**Supplied entries:**
::::::::::
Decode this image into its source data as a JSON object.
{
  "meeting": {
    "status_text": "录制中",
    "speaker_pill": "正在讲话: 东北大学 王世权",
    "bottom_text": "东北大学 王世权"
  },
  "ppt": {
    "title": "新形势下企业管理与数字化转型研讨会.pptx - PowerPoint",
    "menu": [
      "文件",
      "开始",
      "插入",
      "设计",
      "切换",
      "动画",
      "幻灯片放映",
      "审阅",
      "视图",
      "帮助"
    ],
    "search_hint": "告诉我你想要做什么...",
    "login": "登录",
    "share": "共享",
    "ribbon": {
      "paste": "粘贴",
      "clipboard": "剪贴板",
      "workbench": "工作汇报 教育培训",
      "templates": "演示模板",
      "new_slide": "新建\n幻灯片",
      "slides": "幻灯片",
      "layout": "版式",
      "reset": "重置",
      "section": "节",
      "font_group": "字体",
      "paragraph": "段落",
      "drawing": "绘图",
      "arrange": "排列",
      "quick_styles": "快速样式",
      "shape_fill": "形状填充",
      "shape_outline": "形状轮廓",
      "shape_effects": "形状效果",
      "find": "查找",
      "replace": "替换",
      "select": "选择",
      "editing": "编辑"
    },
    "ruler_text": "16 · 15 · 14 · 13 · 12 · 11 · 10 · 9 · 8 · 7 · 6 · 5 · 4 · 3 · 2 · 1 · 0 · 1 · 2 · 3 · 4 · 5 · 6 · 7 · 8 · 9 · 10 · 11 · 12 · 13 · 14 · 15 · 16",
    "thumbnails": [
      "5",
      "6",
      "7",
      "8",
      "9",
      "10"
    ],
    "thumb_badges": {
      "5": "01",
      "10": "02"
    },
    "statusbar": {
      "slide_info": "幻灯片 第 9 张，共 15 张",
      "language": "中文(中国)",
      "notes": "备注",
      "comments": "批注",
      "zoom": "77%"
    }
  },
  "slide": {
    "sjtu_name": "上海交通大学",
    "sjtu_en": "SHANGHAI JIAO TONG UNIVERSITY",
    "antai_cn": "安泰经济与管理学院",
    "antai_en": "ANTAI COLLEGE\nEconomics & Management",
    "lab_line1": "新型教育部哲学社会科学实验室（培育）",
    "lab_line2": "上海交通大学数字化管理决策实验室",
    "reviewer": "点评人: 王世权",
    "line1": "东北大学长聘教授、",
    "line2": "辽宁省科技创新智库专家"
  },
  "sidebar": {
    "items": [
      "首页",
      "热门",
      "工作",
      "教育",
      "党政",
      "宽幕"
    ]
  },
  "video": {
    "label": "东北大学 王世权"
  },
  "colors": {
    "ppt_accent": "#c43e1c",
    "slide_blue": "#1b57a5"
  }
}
::::::::::
Set down the entries verbatim, leaving none out.

Decode this image into its source data as a JSON object.
{
  "meeting": {
    "status_text": "录制中",
    "speaker_pill": "正在讲话: 东北大学 王世权",
    "bottom_text": "东北大学 王世权"
  },
  "ppt": {
    "title": "新形势下企业管理与数字化转型研讨会.pptx - PowerPoint",
    "menu": [
      "文件",
      "开始",
      "插入",
      "设计",
      "切换",
      "动画",
      "幻灯片放映",
      "审阅",
      "视图",
      "帮助"
    ],
    "search_hint": "告诉我你想要做什么...",
    "login": "登录",
    "share": "共享",
    "ribbon": {
      "paste": "粘贴",
      "clipboard": "剪贴板",
      "workbench": "工作汇报 教育培训",
      "templates": "演示模板",
      "new_slide": "新建\n幻灯片",
      "slides": "幻灯片",
      "layout": "版式",
      "reset": "重置",
      "section": "节",
      "font_group": "字体",
      "paragraph": "段落",
      "drawing": "绘图",
      "arrange": "排列",
      "quick_styles": "快速样式",
      "shape_fill": "形状填充",
      "shape_outline": "形状轮廓",
      "shape_effects": "形状效果",
      "find": "查找",
      "replace": "替换",
      "select": "选择",
      "editing": "编辑"
    },
    "ruler_text": "16 · 15 · 14 · 13 · 12 · 11 · 10 · 9 · 8 · 7 · 6 · 5 · 4 · 3 · 2 · 1 · 0 · 1 · 2 · 3 · 4 · 5 · 6 · 7 · 8 · 9 · 10 · 11 · 12 · 13 · 14 · 15 · 16",
    "thumbnails": [
      "5",
      "6",
      "7",
      "8",
      "9",
      "10"
    ],
    "thumb_badges": {
      "5": "01",
      "10": "02"
    },
    "statusbar": {
      "slide_info": "幻灯片 第 9 张，共 15 张",
      "language": "中文(中国)",
      "notes": "备注",
      "comments": "批注",
      "zoom": "77%"
    }
  },
  "slide": {
    "sjtu_name": "上海交通大学",
    "sjtu_en": "SHANGHAI JIAO TONG UNIVERSITY",
    "antai_cn": "安泰经济与管理学院",
    "antai_en": "ANTAI COLLEGE\nEconomics & Management",
    "lab_line1": "新型教育部哲学社会科学实验室（培育）",
    "lab_line2": "上海交通大学数字化管理决策实验室",
    "reviewer": "点评人: 王世权",
    "line1": "东北大学长聘教授、",
    "line2": "辽宁省科技创新智库专家"
  },
  "sidebar": {
    "items": [
      "首页",
      "热门",
      "工作",
      "教育",
      "党政",
      "宽幕"
    ]
  },
  "video": {
    "label": "东北大学 王世权"
  },
  "colors": {
    "ppt_accent": "#c43e1c",
    "slide_blue": "#1b57a5"
  }
}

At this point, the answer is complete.